#### Exercise directions:
Find each line containing the string "community" and return it.

===== Recorded information

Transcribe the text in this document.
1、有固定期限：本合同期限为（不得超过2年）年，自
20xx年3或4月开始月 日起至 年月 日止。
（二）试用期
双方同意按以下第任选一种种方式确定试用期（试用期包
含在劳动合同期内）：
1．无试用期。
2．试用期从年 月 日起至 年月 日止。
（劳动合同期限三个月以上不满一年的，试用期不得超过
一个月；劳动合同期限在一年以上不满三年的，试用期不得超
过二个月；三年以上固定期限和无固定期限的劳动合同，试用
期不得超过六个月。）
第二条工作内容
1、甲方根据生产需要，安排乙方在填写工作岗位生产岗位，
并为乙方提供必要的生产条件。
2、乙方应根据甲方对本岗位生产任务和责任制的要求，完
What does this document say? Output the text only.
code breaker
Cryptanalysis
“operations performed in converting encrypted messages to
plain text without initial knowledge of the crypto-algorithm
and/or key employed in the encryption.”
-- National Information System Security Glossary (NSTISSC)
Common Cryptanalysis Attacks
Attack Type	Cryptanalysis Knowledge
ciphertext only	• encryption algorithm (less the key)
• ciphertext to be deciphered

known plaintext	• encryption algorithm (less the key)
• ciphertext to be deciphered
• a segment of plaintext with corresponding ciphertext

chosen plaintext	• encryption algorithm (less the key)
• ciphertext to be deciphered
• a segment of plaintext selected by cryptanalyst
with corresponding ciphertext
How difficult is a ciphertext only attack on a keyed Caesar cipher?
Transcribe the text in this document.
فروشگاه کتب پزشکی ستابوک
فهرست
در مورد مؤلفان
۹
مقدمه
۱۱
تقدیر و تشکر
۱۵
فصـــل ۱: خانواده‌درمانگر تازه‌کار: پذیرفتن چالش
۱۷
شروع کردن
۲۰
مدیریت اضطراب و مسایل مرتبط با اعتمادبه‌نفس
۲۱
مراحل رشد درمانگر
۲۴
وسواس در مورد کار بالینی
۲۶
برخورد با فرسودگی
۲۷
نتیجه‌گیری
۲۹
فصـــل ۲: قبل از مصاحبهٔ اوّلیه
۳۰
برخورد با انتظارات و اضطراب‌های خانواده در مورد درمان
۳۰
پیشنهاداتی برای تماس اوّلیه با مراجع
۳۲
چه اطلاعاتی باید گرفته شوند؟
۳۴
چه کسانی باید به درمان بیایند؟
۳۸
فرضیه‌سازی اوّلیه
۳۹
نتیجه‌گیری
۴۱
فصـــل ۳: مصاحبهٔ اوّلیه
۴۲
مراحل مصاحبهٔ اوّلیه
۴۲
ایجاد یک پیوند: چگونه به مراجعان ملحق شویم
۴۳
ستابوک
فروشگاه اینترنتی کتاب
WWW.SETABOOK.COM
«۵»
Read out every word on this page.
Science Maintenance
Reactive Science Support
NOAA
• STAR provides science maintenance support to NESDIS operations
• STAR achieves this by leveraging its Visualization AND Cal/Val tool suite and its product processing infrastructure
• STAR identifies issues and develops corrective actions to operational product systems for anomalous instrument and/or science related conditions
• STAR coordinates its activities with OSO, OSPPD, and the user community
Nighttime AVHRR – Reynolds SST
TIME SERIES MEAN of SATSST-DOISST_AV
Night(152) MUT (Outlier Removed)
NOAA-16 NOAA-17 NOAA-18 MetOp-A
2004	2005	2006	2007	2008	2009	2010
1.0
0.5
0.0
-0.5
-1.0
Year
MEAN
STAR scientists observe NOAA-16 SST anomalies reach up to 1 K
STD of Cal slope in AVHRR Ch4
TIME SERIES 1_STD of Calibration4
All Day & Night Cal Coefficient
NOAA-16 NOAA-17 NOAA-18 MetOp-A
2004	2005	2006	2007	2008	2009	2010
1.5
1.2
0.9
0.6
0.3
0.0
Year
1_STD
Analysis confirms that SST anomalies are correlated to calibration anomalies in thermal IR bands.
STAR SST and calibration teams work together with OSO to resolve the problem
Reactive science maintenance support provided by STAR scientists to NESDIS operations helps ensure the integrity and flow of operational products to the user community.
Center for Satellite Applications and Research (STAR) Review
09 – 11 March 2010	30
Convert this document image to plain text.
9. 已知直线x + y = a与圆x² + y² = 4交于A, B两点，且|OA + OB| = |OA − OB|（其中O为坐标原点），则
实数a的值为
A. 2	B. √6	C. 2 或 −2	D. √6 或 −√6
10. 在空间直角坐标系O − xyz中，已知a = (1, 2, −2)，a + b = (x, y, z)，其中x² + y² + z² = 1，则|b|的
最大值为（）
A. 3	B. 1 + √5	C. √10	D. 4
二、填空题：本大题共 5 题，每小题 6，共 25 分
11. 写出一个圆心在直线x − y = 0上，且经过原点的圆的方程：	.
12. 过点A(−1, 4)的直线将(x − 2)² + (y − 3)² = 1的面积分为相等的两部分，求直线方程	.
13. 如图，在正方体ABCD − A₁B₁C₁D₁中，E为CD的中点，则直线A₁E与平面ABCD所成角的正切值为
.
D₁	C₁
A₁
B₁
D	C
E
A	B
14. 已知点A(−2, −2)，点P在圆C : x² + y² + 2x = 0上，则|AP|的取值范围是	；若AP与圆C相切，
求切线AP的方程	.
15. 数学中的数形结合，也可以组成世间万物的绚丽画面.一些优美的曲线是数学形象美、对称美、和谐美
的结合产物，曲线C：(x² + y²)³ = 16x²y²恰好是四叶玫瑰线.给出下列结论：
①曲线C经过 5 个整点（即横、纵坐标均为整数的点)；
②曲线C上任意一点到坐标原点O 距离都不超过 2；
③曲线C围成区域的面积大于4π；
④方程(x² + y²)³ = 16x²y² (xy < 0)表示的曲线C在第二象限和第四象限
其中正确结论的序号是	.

==========

#### Response:
• STAR coordinates its activities with OSO, OSPPD, and the user community
Reactive science maintenance support provided by STAR scientists to NESDIS operations helps ensure the integrity and flow of operational products to the user community.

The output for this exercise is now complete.